[BEGIN]

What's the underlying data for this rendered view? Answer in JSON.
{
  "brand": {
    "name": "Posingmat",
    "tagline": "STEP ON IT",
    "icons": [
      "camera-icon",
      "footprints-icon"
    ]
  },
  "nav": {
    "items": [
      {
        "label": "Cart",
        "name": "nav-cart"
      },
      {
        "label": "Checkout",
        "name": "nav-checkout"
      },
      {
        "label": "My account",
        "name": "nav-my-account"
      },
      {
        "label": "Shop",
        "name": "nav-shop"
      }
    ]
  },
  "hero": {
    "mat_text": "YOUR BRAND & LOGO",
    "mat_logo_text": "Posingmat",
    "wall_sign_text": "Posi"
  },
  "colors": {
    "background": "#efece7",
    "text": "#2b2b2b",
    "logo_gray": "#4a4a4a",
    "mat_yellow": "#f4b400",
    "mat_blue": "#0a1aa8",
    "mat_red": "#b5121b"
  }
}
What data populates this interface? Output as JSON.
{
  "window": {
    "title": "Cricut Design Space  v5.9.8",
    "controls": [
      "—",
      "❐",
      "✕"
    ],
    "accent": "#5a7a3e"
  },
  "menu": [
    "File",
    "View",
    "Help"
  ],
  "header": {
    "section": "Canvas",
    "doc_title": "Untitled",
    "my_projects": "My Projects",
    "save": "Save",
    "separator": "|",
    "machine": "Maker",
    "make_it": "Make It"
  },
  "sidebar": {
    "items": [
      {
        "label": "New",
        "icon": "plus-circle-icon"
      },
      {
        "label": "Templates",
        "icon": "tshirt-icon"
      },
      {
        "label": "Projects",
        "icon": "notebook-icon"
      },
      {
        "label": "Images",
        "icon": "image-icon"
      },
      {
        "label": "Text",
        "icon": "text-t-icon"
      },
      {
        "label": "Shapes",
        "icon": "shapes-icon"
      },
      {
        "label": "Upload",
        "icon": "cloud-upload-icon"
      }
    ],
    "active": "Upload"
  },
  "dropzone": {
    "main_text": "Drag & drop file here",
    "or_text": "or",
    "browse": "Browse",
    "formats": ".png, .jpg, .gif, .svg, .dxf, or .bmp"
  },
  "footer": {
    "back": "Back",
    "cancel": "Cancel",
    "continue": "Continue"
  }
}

[END]

Your task is to transcribe the material exactly.

## Complete answer
What's the underlying data for this rendered view? Answer in JSON.
{
  "brand": {
    "name": "Posingmat",
    "tagline": "STEP ON IT",
    "icons": [
      "camera-icon",
      "footprints-icon"
    ]
  },
  "nav": {
    "items": [
      {
        "label": "Cart",
        "name": "nav-cart"
      },
      {
        "label": "Checkout",
        "name": "nav-checkout"
      },
      {
        "label": "My account",
        "name": "nav-my-account"
      },
      {
        "label": "Shop",
        "name": "nav-shop"
      }
    ]
  },
  "hero": {
    "mat_text": "YOUR BRAND & LOGO",
    "mat_logo_text": "Posingmat",
    "wall_sign_text": "Posi"
  },
  "colors": {
    "background": "#efece7",
    "text": "#2b2b2b",
    "logo_gray": "#4a4a4a",
    "mat_yellow": "#f4b400",
    "mat_blue": "#0a1aa8",
    "mat_red": "#b5121b"
  }
}
What data populates this interface? Output as JSON.
{
  "window": {
    "title": "Cricut Design Space  v5.9.8",
    "controls": [
      "—",
      "❐",
      "✕"
    ],
    "accent": "#5a7a3e"
  },
  "menu": [
    "File",
    "View",
    "Help"
  ],
  "header": {
    "section": "Canvas",
    "doc_title": "Untitled",
    "my_projects": "My Projects",
    "save": "Save",
    "separator": "|",
    "machine": "Maker",
    "make_it": "Make It"
  },
  "sidebar": {
    "items": [
      {
        "label": "New",
        "icon": "plus-circle-icon"
      },
      {
        "label": "Templates",
        "icon": "tshirt-icon"
      },
      {
        "label": "Projects",
        "icon": "notebook-icon"
      },
      {
        "label": "Images",
        "icon": "image-icon"
      },
      {
        "label": "Text",
        "icon": "text-t-icon"
      },
      {
        "label": "Shapes",
        "icon": "shapes-icon"
      },
      {
        "label": "Upload",
        "icon": "cloud-upload-icon"
      }
    ],
    "active": "Upload"
  },
  "dropzone": {
    "main_text": "Drag & drop file here",
    "or_text": "or",
    "browse": "Browse",
    "formats": ".png, .jpg, .gif, .svg, .dxf, or .bmp"
  },
  "footer": {
    "back": "Back",
    "cancel": "Cancel",
    "continue": "Continue"
  }
}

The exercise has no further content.